_SUPPLIED MATERIAL_

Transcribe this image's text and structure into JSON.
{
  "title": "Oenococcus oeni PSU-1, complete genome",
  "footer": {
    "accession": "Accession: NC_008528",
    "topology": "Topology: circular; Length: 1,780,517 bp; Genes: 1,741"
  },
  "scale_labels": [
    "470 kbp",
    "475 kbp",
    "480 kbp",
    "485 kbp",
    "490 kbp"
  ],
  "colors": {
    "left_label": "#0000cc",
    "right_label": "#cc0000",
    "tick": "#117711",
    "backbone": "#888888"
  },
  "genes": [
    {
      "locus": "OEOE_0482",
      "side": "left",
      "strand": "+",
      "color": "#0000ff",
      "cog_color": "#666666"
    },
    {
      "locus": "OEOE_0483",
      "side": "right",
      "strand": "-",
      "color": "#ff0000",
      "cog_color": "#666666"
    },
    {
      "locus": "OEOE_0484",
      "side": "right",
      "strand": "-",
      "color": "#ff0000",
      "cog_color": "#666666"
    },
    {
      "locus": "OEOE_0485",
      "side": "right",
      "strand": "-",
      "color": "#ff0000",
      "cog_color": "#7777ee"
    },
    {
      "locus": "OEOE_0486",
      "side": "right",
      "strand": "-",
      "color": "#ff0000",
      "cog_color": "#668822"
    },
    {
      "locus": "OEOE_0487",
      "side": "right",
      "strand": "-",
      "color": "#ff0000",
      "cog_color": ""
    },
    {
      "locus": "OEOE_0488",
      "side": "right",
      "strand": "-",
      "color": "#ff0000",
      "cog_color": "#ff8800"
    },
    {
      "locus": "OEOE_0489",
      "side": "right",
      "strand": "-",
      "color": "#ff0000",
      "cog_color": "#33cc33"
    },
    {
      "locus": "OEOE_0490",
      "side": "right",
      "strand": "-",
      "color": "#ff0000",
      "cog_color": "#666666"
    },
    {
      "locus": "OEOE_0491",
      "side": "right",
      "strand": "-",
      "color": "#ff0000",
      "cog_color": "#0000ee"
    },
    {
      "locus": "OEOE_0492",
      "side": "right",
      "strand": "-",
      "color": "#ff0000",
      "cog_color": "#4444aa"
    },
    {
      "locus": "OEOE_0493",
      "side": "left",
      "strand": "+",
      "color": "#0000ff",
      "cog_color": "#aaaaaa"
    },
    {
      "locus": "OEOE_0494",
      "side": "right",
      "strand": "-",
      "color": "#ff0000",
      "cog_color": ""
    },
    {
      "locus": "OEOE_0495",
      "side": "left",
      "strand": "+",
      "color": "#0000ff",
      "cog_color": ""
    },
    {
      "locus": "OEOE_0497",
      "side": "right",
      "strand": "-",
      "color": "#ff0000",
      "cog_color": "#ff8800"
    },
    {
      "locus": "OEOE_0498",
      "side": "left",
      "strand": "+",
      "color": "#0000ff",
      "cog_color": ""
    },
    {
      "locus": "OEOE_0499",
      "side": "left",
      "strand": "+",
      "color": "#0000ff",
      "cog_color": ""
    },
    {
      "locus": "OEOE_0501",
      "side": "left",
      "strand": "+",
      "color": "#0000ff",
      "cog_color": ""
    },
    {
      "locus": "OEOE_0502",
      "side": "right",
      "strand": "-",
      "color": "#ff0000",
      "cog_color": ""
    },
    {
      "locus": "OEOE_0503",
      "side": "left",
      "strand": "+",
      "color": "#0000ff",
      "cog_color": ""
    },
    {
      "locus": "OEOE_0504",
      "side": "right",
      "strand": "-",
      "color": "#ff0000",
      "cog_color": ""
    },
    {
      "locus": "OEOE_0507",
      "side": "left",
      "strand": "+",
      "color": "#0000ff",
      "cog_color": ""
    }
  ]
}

_THE TASK_
Going line by line, copy the data above exactly.

_ANSWER SPACE_
Transcribe this image's text and structure into JSON.
{
  "title": "Oenococcus oeni PSU-1, complete genome",
  "footer": {
    "accession": "Accession: NC_008528",
    "topology": "Topology: circular; Length: 1,780,517 bp; Genes: 1,741"
  },
  "scale_labels": [
    "470 kbp",
    "475 kbp",
    "480 kbp",
    "485 kbp",
    "490 kbp"
  ],
  "colors": {
    "left_label": "#0000cc",
    "right_label": "#cc0000",
    "tick": "#117711",
    "backbone": "#888888"
  },
  "genes": [
    {
      "locus": "OEOE_0482",
      "side": "left",
      "strand": "+",
      "color": "#0000ff",
      "cog_color": "#666666"
    },
    {
      "locus": "OEOE_0483",
      "side": "right",
      "strand": "-",
      "color": "#ff0000",
      "cog_color": "#666666"
    },
    {
      "locus": "OEOE_0484",
      "side": "right",
      "strand": "-",
      "color": "#ff0000",
      "cog_color": "#666666"
    },
    {
      "locus": "OEOE_0485",
      "side": "right",
      "strand": "-",
      "color": "#ff0000",
      "cog_color": "#7777ee"
    },
    {
      "locus": "OEOE_0486",
      "side": "right",
      "strand": "-",
      "color": "#ff0000",
      "cog_color": "#668822"
    },
    {
      "locus": "OEOE_0487",
      "side": "right",
      "strand": "-",
      "color": "#ff0000",
      "cog_color": ""
    },
    {
      "locus": "OEOE_0488",
      "side": "right",
      "strand": "-",
      "color": "#ff0000",
      "cog_color": "#ff8800"
    },
    {
      "locus": "OEOE_0489",
      "side": "right",
      "strand": "-",
      "color": "#ff0000",
      "cog_color": "#33cc33"
    },
    {
      "locus": "OEOE_0490",
      "side": "right",
      "strand": "-",
      "color": "#ff0000",
      "cog_color": "#666666"
    },
    {
      "locus": "OEOE_0491",
      "side": "right",
      "strand": "-",
      "color": "#ff0000",
      "cog_color": "#0000ee"
    },
    {
      "locus": "OEOE_0492",
      "side": "right",
      "strand": "-",
      "color": "#ff0000",
      "cog_color": "#4444aa"
    },
    {
      "locus": "OEOE_0493",
      "side": "left",
      "strand": "+",
      "color": "#0000ff",
      "cog_color": "#aaaaaa"
    },
    {
      "locus": "OEOE_0494",
      "side": "right",
      "strand": "-",
      "color": "#ff0000",
      "cog_color": ""
    },
    {
      "locus": "OEOE_0495",
      "side": "left",
      "strand": "+",
      "color": "#0000ff",
      "cog_color": ""
    },
    {
      "locus": "OEOE_0497",
      "side": "right",
      "strand": "-",
      "color": "#ff0000",
      "cog_color": "#ff8800"
    },
    {
      "locus": "OEOE_0498",
      "side": "left",
      "strand": "+",
      "color": "#0000ff",
      "cog_color": ""
    },
    {
      "locus": "OEOE_0499",
      "side": "left",
      "strand": "+",
      "color": "#0000ff",
      "cog_color": ""
    },
    {
      "locus": "OEOE_0501",
      "side": "left",
      "strand": "+",
      "color": "#0000ff",
      "cog_color": ""
    },
    {
      "locus": "OEOE_0502",
      "side": "right",
      "strand": "-",
      "color": "#ff0000",
      "cog_color": ""
    },
    {
      "locus": "OEOE_0503",
      "side": "left",
      "strand": "+",
      "color": "#0000ff",
      "cog_color": ""
    },
    {
      "locus": "OEOE_0504",
      "side": "right",
      "strand": "-",
      "color": "#ff0000",
      "cog_color": ""
    },
    {
      "locus": "OEOE_0507",
      "side": "left",
      "strand": "+",
      "color": "#0000ff",
      "cog_color": ""
    }
  ]
}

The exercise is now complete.